[Recorded data]
+ + + +

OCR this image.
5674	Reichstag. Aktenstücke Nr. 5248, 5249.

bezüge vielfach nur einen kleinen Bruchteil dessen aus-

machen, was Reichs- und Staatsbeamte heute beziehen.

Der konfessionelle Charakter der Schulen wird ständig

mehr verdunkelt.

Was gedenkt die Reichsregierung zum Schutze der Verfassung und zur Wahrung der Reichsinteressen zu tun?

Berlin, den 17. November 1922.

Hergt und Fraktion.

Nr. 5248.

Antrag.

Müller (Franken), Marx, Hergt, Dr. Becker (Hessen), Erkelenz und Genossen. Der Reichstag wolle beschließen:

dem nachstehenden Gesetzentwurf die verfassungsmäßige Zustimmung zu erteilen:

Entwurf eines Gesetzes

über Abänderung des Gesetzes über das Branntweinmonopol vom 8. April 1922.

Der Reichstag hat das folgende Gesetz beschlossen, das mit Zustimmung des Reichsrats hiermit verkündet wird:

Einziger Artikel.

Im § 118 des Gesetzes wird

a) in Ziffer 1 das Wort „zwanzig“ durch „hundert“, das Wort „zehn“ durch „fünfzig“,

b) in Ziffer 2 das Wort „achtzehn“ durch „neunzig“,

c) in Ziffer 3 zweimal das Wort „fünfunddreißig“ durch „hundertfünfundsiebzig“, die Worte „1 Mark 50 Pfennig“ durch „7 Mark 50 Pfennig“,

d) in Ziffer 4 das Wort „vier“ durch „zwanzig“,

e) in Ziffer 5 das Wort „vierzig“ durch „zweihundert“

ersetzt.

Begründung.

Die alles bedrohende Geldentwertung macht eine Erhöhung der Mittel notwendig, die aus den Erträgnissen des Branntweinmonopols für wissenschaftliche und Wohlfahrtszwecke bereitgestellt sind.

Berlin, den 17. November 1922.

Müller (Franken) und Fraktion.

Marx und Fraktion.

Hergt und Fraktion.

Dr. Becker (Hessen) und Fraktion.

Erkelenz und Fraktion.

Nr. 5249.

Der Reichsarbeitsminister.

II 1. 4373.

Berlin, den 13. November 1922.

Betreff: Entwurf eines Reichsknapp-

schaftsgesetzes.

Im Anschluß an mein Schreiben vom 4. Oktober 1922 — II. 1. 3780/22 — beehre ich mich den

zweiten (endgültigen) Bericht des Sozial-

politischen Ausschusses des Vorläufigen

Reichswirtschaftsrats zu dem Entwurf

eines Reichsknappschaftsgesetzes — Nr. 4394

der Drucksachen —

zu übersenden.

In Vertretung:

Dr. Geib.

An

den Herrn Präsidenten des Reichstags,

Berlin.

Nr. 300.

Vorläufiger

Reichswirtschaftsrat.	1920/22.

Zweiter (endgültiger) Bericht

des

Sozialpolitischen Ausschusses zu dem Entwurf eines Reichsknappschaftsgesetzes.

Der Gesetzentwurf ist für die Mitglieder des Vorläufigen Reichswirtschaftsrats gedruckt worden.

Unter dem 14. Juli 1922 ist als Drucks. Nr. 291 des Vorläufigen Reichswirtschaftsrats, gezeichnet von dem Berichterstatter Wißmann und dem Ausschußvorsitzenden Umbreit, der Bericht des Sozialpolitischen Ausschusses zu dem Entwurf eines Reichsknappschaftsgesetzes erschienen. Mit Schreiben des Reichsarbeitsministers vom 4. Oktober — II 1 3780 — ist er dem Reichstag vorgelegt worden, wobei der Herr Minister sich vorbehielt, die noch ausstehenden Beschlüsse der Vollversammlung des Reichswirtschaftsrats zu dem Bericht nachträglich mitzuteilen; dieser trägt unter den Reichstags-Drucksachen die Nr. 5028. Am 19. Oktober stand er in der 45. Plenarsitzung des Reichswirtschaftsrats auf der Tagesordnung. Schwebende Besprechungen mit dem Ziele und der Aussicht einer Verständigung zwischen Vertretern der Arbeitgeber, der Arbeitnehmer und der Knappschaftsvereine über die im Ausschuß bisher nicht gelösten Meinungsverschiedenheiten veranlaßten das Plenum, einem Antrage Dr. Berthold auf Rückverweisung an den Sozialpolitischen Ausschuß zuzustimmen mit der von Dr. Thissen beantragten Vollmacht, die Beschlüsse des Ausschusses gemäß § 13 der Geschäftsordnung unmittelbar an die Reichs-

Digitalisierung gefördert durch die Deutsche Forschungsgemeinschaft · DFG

+ + + +

Reproduce the entire listing word for word.

OCR this image.
5674	Reichstag. Aktenstücke Nr. 5248, 5249.

bezüge vielfach nur einen kleinen Bruchteil dessen aus-

machen, was Reichs- und Staatsbeamte heute beziehen.

Der konfessionelle Charakter der Schulen wird ständig

mehr verdunkelt.

Was gedenkt die Reichsregierung zum Schutze der Verfassung und zur Wahrung der Reichsinteressen zu tun?

Berlin, den 17. November 1922.

Hergt und Fraktion.

Nr. 5248.

Antrag.

Müller (Franken), Marx, Hergt, Dr. Becker (Hessen), Erkelenz und Genossen. Der Reichstag wolle beschließen:

dem nachstehenden Gesetzentwurf die verfassungsmäßige Zustimmung zu erteilen:

Entwurf eines Gesetzes

über Abänderung des Gesetzes über das Branntweinmonopol vom 8. April 1922.

Der Reichstag hat das folgende Gesetz beschlossen, das mit Zustimmung des Reichsrats hiermit verkündet wird:

Einziger Artikel.

Im § 118 des Gesetzes wird

a) in Ziffer 1 das Wort „zwanzig“ durch „hundert“, das Wort „zehn“ durch „fünfzig“,

b) in Ziffer 2 das Wort „achtzehn“ durch „neunzig“,

c) in Ziffer 3 zweimal das Wort „fünfunddreißig“ durch „hundertfünfundsiebzig“, die Worte „1 Mark 50 Pfennig“ durch „7 Mark 50 Pfennig“,

d) in Ziffer 4 das Wort „vier“ durch „zwanzig“,

e) in Ziffer 5 das Wort „vierzig“ durch „zweihundert“

ersetzt.

Begründung.

Die alles bedrohende Geldentwertung macht eine Erhöhung der Mittel notwendig, die aus den Erträgnissen des Branntweinmonopols für wissenschaftliche und Wohlfahrtszwecke bereitgestellt sind.

Berlin, den 17. November 1922.

Müller (Franken) und Fraktion.

Marx und Fraktion.

Hergt und Fraktion.

Dr. Becker (Hessen) und Fraktion.

Erkelenz und Fraktion.

Nr. 5249.

Der Reichsarbeitsminister.

II 1. 4373.

Berlin, den 13. November 1922.

Betreff: Entwurf eines Reichsknapp-

schaftsgesetzes.

Im Anschluß an mein Schreiben vom 4. Oktober 1922 — II. 1. 3780/22 — beehre ich mich den

zweiten (endgültigen) Bericht des Sozial-

politischen Ausschusses des Vorläufigen

Reichswirtschaftsrats zu dem Entwurf

eines Reichsknappschaftsgesetzes — Nr. 4394

der Drucksachen —

zu übersenden.

In Vertretung:

Dr. Geib.

An

den Herrn Präsidenten des Reichstags,

Berlin.

Nr. 300.

Vorläufiger

Reichswirtschaftsrat.	1920/22.

Zweiter (endgültiger) Bericht

des

Sozialpolitischen Ausschusses zu dem Entwurf eines Reichsknappschaftsgesetzes.

Der Gesetzentwurf ist für die Mitglieder des Vorläufigen Reichswirtschaftsrats gedruckt worden.

Unter dem 14. Juli 1922 ist als Drucks. Nr. 291 des Vorläufigen Reichswirtschaftsrats, gezeichnet von dem Berichterstatter Wißmann und dem Ausschußvorsitzenden Umbreit, der Bericht des Sozialpolitischen Ausschusses zu dem Entwurf eines Reichsknappschaftsgesetzes erschienen. Mit Schreiben des Reichsarbeitsministers vom 4. Oktober — II 1 3780 — ist er dem Reichstag vorgelegt worden, wobei der Herr Minister sich vorbehielt, die noch ausstehenden Beschlüsse der Vollversammlung des Reichswirtschaftsrats zu dem Bericht nachträglich mitzuteilen; dieser trägt unter den Reichstags-Drucksachen die Nr. 5028. Am 19. Oktober stand er in der 45. Plenarsitzung des Reichswirtschaftsrats auf der Tagesordnung. Schwebende Besprechungen mit dem Ziele und der Aussicht einer Verständigung zwischen Vertretern der Arbeitgeber, der Arbeitnehmer und der Knappschaftsvereine über die im Ausschuß bisher nicht gelösten Meinungsverschiedenheiten veranlaßten das Plenum, einem Antrage Dr. Berthold auf Rückverweisung an den Sozialpolitischen Ausschuß zuzustimmen mit der von Dr. Thissen beantragten Vollmacht, die Beschlüsse des Ausschusses gemäß § 13 der Geschäftsordnung unmittelbar an die Reichs-

Digitalisierung gefördert durch die Deutsche Forschungsgemeinschaft · DFG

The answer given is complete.